• [Task to carry out] Count every line that includes the string "разреза" in the entries that follow. Nothing besides the number is needed.

• [Provided information]

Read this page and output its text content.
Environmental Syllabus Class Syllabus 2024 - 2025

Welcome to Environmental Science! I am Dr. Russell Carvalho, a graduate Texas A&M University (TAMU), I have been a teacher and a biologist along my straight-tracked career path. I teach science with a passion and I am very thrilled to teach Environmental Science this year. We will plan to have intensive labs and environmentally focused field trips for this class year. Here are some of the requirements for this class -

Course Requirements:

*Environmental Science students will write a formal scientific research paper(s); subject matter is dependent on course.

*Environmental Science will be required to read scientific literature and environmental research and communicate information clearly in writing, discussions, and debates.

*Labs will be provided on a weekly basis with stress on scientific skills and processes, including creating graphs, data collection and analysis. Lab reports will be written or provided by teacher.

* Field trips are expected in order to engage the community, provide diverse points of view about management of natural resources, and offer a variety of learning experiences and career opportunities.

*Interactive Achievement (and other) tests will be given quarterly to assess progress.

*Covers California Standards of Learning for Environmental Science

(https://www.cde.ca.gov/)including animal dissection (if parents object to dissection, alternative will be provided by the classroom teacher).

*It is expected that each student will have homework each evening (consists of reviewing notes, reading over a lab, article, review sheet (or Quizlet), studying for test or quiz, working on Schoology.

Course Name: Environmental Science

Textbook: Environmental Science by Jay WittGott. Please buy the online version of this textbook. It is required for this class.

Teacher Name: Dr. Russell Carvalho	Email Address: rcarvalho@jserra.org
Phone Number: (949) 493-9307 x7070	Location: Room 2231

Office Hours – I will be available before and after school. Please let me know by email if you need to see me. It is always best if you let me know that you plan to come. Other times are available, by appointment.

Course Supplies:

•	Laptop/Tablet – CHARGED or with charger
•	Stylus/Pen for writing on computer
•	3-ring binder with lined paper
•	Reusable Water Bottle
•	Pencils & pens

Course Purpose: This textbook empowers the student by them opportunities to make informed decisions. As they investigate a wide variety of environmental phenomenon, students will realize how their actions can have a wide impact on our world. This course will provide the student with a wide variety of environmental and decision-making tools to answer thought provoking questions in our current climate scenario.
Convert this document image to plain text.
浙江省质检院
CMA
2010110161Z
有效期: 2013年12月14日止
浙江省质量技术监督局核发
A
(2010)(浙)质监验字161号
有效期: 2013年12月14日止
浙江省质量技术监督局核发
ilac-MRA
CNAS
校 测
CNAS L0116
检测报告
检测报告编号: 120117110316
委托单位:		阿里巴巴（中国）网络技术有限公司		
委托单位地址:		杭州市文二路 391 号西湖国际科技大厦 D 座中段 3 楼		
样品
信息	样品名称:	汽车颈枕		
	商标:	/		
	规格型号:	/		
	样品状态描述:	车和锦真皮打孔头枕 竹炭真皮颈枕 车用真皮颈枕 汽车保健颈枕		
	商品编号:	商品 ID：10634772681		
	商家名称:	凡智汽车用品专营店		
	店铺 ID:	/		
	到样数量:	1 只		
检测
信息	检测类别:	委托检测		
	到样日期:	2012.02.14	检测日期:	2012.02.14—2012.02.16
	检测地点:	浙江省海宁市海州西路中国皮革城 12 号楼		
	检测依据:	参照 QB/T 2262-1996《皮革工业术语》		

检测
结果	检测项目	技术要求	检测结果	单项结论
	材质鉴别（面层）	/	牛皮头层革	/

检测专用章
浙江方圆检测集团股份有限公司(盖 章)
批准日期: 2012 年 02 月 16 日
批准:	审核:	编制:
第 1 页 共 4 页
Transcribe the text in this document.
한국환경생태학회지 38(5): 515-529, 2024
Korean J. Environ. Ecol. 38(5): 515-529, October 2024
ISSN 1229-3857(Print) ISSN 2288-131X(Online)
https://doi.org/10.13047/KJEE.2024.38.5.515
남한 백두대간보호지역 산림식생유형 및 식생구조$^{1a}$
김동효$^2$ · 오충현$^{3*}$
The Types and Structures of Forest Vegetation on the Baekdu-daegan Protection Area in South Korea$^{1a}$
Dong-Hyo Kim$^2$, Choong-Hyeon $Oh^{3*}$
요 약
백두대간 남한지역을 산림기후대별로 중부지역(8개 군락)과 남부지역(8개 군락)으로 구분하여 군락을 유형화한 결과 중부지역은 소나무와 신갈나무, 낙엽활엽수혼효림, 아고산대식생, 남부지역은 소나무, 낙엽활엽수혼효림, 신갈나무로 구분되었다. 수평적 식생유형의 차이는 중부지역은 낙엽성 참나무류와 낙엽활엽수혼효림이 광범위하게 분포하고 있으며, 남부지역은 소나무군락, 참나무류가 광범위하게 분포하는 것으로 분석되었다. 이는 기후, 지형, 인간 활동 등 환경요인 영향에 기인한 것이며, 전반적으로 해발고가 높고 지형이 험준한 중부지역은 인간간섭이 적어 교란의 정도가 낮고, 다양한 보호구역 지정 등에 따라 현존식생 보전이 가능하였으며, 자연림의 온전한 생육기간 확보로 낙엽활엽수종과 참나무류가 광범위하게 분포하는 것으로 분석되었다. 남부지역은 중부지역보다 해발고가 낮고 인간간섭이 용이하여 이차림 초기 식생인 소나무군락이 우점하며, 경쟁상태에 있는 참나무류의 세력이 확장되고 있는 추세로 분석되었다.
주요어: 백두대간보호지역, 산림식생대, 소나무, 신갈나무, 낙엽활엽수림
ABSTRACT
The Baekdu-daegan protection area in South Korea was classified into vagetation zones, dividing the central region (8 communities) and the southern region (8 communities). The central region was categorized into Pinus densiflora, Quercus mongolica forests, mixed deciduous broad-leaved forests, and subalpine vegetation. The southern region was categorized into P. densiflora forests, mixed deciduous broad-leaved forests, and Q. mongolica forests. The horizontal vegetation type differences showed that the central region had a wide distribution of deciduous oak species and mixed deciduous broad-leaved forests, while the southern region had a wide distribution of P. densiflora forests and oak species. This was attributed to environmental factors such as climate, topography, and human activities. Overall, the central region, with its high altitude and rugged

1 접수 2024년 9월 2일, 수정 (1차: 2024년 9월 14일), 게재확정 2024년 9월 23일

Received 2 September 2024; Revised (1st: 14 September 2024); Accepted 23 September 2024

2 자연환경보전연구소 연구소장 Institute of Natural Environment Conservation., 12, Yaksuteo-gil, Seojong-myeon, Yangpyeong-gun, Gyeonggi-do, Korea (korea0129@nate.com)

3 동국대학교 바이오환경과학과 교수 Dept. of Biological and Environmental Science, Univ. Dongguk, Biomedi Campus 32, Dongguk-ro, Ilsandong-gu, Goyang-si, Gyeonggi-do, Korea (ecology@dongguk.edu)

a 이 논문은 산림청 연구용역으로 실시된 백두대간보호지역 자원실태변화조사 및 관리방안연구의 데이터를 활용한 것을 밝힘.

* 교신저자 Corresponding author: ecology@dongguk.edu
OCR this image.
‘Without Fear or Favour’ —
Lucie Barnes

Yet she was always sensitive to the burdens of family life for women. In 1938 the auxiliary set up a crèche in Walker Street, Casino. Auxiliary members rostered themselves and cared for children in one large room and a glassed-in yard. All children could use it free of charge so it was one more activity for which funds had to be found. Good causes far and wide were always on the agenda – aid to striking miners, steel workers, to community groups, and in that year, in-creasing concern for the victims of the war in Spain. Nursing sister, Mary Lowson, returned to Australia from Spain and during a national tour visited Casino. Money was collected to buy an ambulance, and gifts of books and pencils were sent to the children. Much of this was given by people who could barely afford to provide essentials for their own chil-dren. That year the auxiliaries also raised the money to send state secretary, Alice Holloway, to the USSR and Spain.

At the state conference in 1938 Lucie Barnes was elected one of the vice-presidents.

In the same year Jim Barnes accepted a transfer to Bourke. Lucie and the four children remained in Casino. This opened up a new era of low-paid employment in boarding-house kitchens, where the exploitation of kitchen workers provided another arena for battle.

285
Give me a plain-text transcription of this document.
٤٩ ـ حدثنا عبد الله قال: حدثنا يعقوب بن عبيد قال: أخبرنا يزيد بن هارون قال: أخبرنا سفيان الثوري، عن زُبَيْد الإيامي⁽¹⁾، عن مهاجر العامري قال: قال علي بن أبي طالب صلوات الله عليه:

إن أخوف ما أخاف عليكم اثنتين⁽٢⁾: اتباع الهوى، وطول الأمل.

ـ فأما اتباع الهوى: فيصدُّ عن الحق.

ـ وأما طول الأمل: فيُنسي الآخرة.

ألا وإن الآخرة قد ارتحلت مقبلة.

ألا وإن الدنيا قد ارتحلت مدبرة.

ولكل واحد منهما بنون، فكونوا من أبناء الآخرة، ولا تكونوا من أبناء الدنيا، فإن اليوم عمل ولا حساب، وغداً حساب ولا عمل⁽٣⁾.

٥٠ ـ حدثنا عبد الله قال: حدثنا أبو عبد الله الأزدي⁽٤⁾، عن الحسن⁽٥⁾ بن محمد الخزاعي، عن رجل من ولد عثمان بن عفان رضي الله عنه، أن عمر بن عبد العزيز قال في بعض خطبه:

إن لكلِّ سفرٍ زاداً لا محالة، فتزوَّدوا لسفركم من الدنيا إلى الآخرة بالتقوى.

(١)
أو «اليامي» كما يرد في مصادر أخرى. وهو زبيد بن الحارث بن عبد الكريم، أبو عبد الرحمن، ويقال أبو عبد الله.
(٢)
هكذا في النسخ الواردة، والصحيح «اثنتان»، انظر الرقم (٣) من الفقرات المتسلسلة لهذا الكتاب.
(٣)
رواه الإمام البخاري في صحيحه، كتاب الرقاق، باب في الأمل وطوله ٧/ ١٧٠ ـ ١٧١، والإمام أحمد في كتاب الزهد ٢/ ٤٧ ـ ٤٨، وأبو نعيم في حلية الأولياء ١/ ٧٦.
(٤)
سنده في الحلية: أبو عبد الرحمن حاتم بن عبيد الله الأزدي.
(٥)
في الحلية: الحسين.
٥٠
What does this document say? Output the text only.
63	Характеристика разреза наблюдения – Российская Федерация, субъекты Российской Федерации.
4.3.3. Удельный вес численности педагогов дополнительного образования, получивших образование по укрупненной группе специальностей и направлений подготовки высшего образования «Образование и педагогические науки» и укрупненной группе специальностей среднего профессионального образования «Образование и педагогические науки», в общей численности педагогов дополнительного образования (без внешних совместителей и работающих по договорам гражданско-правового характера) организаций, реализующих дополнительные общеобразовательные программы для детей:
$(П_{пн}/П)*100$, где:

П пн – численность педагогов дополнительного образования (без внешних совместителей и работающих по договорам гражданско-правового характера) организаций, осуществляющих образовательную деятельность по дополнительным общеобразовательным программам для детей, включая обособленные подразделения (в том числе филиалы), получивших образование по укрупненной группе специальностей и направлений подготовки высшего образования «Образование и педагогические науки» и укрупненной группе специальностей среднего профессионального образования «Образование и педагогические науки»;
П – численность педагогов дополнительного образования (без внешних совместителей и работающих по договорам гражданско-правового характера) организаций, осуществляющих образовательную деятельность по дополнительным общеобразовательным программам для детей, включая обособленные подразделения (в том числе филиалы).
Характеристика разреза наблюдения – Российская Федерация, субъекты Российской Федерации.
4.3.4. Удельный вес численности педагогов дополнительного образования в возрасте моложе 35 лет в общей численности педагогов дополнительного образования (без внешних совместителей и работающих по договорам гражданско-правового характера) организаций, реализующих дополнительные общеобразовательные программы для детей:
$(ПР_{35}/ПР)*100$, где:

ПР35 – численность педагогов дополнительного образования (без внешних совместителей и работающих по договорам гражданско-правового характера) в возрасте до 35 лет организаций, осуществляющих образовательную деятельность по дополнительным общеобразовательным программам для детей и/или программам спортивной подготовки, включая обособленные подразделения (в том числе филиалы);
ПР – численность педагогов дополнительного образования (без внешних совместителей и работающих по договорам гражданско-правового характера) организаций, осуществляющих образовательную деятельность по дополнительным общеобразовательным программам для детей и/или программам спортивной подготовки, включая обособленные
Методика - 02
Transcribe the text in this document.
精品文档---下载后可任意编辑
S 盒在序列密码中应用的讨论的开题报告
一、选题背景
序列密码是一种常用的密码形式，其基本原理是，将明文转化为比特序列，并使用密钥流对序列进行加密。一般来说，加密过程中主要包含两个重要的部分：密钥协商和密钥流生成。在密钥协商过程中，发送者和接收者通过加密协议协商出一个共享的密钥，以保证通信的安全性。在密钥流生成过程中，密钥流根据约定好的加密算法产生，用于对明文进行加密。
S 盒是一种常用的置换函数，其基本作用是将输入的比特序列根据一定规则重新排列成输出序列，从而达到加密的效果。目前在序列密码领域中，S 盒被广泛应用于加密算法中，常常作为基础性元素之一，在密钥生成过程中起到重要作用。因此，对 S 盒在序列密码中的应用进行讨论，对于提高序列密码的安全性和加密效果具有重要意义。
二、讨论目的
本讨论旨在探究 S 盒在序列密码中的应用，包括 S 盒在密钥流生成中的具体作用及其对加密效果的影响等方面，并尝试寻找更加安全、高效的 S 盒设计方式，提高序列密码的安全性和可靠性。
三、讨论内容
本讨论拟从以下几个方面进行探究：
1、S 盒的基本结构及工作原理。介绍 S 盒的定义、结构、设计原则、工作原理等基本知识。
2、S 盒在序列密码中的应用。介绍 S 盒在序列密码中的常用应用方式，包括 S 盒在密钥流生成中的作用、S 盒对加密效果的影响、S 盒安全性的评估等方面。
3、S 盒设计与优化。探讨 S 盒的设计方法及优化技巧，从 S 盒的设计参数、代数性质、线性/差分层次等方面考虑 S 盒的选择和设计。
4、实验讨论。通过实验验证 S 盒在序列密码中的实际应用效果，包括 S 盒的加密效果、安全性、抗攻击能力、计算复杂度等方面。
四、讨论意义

• [Complete response] 2